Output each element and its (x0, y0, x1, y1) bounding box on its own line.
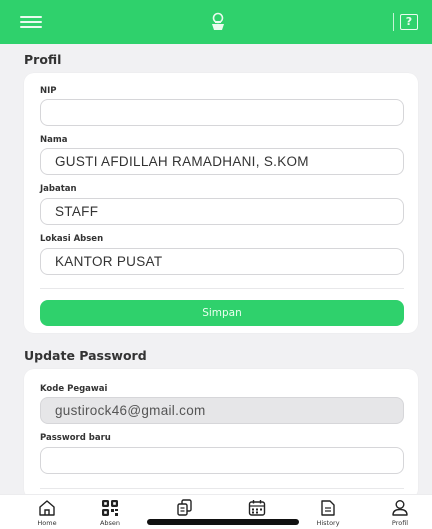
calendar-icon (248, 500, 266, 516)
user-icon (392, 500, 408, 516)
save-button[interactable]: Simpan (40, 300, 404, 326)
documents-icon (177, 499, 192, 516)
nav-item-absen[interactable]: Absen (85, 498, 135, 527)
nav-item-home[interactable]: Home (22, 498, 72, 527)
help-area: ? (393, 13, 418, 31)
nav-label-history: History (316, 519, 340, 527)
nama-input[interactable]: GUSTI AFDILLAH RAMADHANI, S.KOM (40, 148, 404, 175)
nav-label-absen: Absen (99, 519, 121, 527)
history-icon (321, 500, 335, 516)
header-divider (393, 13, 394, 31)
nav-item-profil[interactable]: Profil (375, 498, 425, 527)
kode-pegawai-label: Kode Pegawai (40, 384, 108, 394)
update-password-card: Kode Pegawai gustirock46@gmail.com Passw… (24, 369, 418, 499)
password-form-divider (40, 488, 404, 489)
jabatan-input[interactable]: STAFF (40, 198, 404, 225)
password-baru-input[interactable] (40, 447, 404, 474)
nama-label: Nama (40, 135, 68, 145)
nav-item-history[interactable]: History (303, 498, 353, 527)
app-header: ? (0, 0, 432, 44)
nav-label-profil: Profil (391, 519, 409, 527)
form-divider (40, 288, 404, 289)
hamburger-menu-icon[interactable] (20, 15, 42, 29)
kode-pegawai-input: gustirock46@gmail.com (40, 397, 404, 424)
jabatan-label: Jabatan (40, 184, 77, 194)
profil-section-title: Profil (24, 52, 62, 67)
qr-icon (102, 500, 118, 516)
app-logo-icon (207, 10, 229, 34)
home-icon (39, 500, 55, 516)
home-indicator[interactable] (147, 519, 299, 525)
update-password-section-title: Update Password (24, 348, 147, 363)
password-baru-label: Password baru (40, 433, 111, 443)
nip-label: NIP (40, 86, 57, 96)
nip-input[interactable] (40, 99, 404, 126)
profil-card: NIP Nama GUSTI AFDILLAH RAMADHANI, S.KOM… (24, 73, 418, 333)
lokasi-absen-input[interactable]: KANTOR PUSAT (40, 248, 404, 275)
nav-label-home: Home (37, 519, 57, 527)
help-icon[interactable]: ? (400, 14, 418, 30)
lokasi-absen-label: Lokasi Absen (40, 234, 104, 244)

▬▬▬▬▬▬▬▬▬▬

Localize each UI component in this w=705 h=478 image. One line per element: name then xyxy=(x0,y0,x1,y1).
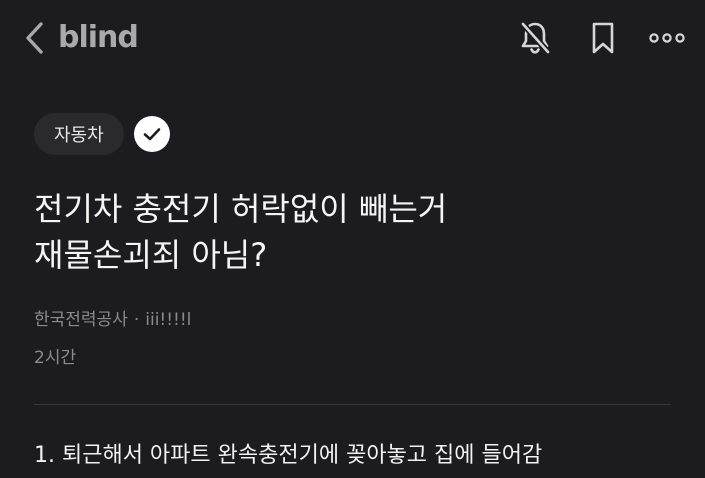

▬▬▬▬▬▬▬▬▬▬

* **What to do**:
Print the rows exactly, starting at the line containing "Output each element" and ending at the line containing "nav-label-history: History (316, 519, 340, 527)", leaving out the pictures.

* **Output for this exercise**:
Output each element and its (x0, y0, x1, y1) bounding box on its own line.
calendar-icon (248, 500, 266, 516)
user-icon (392, 500, 408, 516)
save-button[interactable]: Simpan (40, 300, 404, 326)
documents-icon (177, 499, 192, 516)
nav-item-absen[interactable]: Absen (85, 498, 135, 527)
nav-item-home[interactable]: Home (22, 498, 72, 527)
help-area: ? (393, 13, 418, 31)
nav-label-history: History (316, 519, 340, 527)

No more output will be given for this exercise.